──────── TASK DATA ────────
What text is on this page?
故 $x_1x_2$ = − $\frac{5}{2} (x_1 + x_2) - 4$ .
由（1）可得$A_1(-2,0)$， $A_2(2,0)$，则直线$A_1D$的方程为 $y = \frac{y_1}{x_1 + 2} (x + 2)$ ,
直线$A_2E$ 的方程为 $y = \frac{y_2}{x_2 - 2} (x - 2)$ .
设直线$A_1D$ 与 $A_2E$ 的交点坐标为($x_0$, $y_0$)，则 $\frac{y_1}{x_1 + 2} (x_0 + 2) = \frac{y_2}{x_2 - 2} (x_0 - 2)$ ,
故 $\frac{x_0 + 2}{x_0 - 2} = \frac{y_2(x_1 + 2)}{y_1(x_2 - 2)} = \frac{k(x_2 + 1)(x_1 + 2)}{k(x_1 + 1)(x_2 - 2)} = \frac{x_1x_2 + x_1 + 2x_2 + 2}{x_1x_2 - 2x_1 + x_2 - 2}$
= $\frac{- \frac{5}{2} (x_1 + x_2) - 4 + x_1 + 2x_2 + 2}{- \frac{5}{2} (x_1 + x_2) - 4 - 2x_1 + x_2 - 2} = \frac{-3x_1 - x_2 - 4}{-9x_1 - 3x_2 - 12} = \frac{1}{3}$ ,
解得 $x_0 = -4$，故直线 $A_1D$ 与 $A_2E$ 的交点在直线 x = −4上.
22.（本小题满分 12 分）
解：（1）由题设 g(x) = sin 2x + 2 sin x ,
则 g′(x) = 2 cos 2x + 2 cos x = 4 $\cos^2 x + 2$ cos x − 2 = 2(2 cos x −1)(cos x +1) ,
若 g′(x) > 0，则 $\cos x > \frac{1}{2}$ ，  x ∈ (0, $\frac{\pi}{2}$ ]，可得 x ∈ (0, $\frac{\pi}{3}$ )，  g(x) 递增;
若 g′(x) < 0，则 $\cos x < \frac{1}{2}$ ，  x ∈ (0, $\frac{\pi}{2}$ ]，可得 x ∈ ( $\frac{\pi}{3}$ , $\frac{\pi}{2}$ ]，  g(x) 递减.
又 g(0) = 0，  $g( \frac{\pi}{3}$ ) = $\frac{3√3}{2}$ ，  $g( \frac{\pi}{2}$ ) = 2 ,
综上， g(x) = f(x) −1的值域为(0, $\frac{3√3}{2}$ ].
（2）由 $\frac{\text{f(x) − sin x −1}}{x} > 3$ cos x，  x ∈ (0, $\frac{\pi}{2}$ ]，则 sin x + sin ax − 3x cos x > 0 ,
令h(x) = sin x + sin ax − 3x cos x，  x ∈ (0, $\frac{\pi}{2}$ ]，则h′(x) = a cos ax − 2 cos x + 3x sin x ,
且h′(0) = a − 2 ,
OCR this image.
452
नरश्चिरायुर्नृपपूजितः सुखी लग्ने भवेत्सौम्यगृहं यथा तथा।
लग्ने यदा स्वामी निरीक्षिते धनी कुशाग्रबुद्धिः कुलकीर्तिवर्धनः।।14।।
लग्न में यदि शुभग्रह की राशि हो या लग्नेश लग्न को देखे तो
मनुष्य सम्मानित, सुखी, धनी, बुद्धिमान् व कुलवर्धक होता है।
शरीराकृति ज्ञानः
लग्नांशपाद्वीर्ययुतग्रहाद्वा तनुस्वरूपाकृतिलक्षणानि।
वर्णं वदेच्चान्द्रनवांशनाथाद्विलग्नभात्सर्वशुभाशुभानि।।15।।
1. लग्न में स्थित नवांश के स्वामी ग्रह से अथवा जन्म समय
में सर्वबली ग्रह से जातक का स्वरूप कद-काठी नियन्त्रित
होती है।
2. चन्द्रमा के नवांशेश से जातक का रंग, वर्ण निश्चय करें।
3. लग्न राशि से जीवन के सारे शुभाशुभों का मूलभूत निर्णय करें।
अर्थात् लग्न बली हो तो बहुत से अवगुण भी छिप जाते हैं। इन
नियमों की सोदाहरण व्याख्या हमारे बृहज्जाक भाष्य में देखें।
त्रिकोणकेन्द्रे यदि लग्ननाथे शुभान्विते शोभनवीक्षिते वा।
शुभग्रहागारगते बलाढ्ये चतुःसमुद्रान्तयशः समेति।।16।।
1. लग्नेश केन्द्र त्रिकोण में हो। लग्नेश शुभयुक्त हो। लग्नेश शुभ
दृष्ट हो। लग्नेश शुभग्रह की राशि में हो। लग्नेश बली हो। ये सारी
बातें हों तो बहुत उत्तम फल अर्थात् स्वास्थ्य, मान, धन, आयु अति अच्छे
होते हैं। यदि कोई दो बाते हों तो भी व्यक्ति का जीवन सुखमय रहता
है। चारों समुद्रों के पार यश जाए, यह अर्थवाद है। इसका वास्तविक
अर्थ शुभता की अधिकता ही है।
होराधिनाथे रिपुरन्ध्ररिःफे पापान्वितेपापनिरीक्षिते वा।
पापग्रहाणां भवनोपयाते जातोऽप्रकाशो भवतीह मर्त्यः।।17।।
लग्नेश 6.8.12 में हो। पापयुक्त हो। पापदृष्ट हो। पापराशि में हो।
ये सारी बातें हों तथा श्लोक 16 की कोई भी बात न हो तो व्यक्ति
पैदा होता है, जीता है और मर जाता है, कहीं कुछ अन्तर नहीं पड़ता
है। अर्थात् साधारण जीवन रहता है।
────────
### WHAT THE TASK REQUIRES
Pick out and copy every line that contains the word "的方程为".

### FINAL RESULT
由（1）可得$A_1(-2,0)$， $A_2(2,0)$，则直线$A_1D$的方程为 $y = \frac{y_1}{x_1 + 2} (x + 2)$ ,
直线$A_2E$ 的方程为 $y = \frac{y_2}{x_2 - 2} (x - 2)$ .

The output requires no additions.